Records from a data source

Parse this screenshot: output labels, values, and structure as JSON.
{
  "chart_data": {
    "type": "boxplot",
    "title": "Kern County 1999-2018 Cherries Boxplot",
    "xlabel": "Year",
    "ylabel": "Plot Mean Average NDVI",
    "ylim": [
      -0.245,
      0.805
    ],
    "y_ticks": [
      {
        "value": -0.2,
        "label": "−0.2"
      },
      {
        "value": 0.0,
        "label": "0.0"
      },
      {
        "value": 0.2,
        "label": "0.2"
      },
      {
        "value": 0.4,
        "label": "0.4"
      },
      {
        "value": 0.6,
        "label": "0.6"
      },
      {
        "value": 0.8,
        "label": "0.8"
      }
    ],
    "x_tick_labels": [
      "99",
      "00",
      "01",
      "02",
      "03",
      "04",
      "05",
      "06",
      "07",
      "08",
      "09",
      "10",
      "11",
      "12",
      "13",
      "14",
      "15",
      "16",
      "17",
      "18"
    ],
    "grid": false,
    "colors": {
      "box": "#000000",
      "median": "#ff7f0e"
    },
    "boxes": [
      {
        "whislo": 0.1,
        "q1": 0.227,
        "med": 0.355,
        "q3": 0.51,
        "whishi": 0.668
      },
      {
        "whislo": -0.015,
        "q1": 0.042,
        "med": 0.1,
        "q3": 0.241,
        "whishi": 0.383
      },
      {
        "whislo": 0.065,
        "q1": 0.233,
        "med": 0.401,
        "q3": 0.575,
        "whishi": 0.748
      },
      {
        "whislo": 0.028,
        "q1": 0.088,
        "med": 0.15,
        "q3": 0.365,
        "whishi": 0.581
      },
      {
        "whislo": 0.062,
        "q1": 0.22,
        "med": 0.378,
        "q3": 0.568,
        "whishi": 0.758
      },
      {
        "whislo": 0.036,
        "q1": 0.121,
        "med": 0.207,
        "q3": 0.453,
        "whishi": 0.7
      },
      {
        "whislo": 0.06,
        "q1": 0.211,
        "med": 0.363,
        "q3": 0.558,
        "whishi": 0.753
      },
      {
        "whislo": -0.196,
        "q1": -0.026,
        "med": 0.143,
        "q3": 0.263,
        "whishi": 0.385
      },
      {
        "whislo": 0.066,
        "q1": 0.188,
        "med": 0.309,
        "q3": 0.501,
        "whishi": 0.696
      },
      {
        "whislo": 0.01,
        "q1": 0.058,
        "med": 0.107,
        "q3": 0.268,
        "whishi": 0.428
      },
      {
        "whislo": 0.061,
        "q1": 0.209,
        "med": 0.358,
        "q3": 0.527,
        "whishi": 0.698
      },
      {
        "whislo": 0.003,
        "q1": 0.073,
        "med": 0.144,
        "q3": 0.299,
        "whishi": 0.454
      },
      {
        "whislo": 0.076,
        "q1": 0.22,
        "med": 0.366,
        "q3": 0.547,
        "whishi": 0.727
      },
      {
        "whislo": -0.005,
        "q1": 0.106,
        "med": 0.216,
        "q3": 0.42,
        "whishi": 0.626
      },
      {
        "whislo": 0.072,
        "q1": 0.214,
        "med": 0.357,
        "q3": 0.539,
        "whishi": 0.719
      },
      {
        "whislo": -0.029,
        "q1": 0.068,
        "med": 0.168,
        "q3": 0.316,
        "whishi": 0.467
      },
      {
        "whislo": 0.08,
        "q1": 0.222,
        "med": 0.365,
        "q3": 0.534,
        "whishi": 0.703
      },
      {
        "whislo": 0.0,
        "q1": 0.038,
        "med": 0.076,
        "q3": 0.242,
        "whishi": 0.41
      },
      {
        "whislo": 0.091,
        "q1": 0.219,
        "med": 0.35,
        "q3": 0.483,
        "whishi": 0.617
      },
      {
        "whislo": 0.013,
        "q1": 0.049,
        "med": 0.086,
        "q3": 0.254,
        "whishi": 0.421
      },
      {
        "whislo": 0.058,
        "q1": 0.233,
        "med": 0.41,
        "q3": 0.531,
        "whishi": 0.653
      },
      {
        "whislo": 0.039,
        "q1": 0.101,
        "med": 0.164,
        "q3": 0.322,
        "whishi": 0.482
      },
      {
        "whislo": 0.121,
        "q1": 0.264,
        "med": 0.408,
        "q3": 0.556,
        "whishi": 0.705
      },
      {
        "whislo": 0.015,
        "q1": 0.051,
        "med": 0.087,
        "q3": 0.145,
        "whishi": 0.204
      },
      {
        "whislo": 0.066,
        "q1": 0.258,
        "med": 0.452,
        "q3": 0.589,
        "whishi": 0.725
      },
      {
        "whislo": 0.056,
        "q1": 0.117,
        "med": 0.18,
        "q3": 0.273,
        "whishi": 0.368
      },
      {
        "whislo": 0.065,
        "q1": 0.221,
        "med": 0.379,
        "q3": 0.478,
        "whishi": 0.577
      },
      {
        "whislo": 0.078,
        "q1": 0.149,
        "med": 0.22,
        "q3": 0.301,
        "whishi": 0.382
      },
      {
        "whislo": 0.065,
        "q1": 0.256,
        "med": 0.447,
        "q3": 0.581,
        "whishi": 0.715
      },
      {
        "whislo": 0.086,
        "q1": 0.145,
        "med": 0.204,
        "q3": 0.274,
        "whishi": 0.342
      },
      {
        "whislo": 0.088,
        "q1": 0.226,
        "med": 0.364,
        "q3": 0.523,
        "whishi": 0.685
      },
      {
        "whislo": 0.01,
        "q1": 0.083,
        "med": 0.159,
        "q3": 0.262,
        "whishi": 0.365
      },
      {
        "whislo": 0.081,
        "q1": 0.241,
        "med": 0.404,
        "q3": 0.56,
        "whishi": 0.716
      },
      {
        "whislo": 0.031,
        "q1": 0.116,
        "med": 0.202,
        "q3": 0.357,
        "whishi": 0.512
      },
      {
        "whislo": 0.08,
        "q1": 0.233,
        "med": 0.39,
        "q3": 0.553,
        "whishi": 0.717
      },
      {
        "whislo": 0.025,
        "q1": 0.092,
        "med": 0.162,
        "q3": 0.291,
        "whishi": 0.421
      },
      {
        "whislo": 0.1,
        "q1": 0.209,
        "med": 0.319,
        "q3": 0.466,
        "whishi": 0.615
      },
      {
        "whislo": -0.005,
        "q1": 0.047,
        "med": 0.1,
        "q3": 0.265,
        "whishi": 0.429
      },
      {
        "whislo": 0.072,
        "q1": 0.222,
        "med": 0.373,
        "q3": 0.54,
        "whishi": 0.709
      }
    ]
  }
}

Given request
Give the entries again in full, exactly as they are written.

Answer to this exercise
Parse this screenshot: output labels, values, and structure as JSON.
{
  "chart_data": {
    "type": "boxplot",
    "title": "Kern County 1999-2018 Cherries Boxplot",
    "xlabel": "Year",
    "ylabel": "Plot Mean Average NDVI",
    "ylim": [
      -0.245,
      0.805
    ],
    "y_ticks": [
      {
        "value": -0.2,
        "label": "−0.2"
      },
      {
        "value": 0.0,
        "label": "0.0"
      },
      {
        "value": 0.2,
        "label": "0.2"
      },
      {
        "value": 0.4,
        "label": "0.4"
      },
      {
        "value": 0.6,
        "label": "0.6"
      },
      {
        "value": 0.8,
        "label": "0.8"
      }
    ],
    "x_tick_labels": [
      "99",
      "00",
      "01",
      "02",
      "03",
      "04",
      "05",
      "06",
      "07",
      "08",
      "09",
      "10",
      "11",
      "12",
      "13",
      "14",
      "15",
      "16",
      "17",
      "18"
    ],
    "grid": false,
    "colors": {
      "box": "#000000",
      "median": "#ff7f0e"
    },
    "boxes": [
      {
        "whislo": 0.1,
        "q1": 0.227,
        "med": 0.355,
        "q3": 0.51,
        "whishi": 0.668
      },
      {
        "whislo": -0.015,
        "q1": 0.042,
        "med": 0.1,
        "q3": 0.241,
        "whishi": 0.383
      },
      {
        "whislo": 0.065,
        "q1": 0.233,
        "med": 0.401,
        "q3": 0.575,
        "whishi": 0.748
      },
      {
        "whislo": 0.028,
        "q1": 0.088,
        "med": 0.15,
        "q3": 0.365,
        "whishi": 0.581
      },
      {
        "whislo": 0.062,
        "q1": 0.22,
        "med": 0.378,
        "q3": 0.568,
        "whishi": 0.758
      },
      {
        "whislo": 0.036,
        "q1": 0.121,
        "med": 0.207,
        "q3": 0.453,
        "whishi": 0.7
      },
      {
        "whislo": 0.06,
        "q1": 0.211,
        "med": 0.363,
        "q3": 0.558,
        "whishi": 0.753
      },
      {
        "whislo": -0.196,
        "q1": -0.026,
        "med": 0.143,
        "q3": 0.263,
        "whishi": 0.385
      },
      {
        "whislo": 0.066,
        "q1": 0.188,
        "med": 0.309,
        "q3": 0.501,
        "whishi": 0.696
      },
      {
        "whislo": 0.01,
        "q1": 0.058,
        "med": 0.107,
        "q3": 0.268,
        "whishi": 0.428
      },
      {
        "whislo": 0.061,
        "q1": 0.209,
        "med": 0.358,
        "q3": 0.527,
        "whishi": 0.698
      },
      {
        "whislo": 0.003,
        "q1": 0.073,
        "med": 0.144,
        "q3": 0.299,
        "whishi": 0.454
      },
      {
        "whislo": 0.076,
        "q1": 0.22,
        "med": 0.366,
        "q3": 0.547,
        "whishi": 0.727
      },
      {
        "whislo": -0.005,
        "q1": 0.106,
        "med": 0.216,
        "q3": 0.42,
        "whishi": 0.626
      },
      {
        "whislo": 0.072,
        "q1": 0.214,
        "med": 0.357,
        "q3": 0.539,
        "whishi": 0.719
      },
      {
        "whislo": -0.029,
        "q1": 0.068,
        "med": 0.168,
        "q3": 0.316,
        "whishi": 0.467
      },
      {
        "whislo": 0.08,
        "q1": 0.222,
        "med": 0.365,
        "q3": 0.534,
        "whishi": 0.703
      },
      {
        "whislo": 0.0,
        "q1": 0.038,
        "med": 0.076,
        "q3": 0.242,
        "whishi": 0.41
      },
      {
        "whislo": 0.091,
        "q1": 0.219,
        "med": 0.35,
        "q3": 0.483,
        "whishi": 0.617
      },
      {
        "whislo": 0.013,
        "q1": 0.049,
        "med": 0.086,
        "q3": 0.254,
        "whishi": 0.421
      },
      {
        "whislo": 0.058,
        "q1": 0.233,
        "med": 0.41,
        "q3": 0.531,
        "whishi": 0.653
      },
      {
        "whislo": 0.039,
        "q1": 0.101,
        "med": 0.164,
        "q3": 0.322,
        "whishi": 0.482
      },
      {
        "whislo": 0.121,
        "q1": 0.264,
        "med": 0.408,
        "q3": 0.556,
        "whishi": 0.705
      },
      {
        "whislo": 0.015,
        "q1": 0.051,
        "med": 0.087,
        "q3": 0.145,
        "whishi": 0.204
      },
      {
        "whislo": 0.066,
        "q1": 0.258,
        "med": 0.452,
        "q3": 0.589,
        "whishi": 0.725
      },
      {
        "whislo": 0.056,
        "q1": 0.117,
        "med": 0.18,
        "q3": 0.273,
        "whishi": 0.368
      },
      {
        "whislo": 0.065,
        "q1": 0.221,
        "med": 0.379,
        "q3": 0.478,
        "whishi": 0.577
      },
      {
        "whislo": 0.078,
        "q1": 0.149,
        "med": 0.22,
        "q3": 0.301,
        "whishi": 0.382
      },
      {
        "whislo": 0.065,
        "q1": 0.256,
        "med": 0.447,
        "q3": 0.581,
        "whishi": 0.715
      },
      {
        "whislo": 0.086,
        "q1": 0.145,
        "med": 0.204,
        "q3": 0.274,
        "whishi": 0.342
      },
      {
        "whislo": 0.088,
        "q1": 0.226,
        "med": 0.364,
        "q3": 0.523,
        "whishi": 0.685
      },
      {
        "whislo": 0.01,
        "q1": 0.083,
        "med": 0.159,
        "q3": 0.262,
        "whishi": 0.365
      },
      {
        "whislo": 0.081,
        "q1": 0.241,
        "med": 0.404,
        "q3": 0.56,
        "whishi": 0.716
      },
      {
        "whislo": 0.031,
        "q1": 0.116,
        "med": 0.202,
        "q3": 0.357,
        "whishi": 0.512
      },
      {
        "whislo": 0.08,
        "q1": 0.233,
        "med": 0.39,
        "q3": 0.553,
        "whishi": 0.717
      },
      {
        "whislo": 0.025,
        "q1": 0.092,
        "med": 0.162,
        "q3": 0.291,
        "whishi": 0.421
      },
      {
        "whislo": 0.1,
        "q1": 0.209,
        "med": 0.319,
        "q3": 0.466,
        "whishi": 0.615
      },
      {
        "whislo": -0.005,
        "q1": 0.047,
        "med": 0.1,
        "q3": 0.265,
        "whishi": 0.429
      },
      {
        "whislo": 0.072,
        "q1": 0.222,
        "med": 0.373,
        "q3": 0.54,
        "whishi": 0.709
      }
    ]
  }
}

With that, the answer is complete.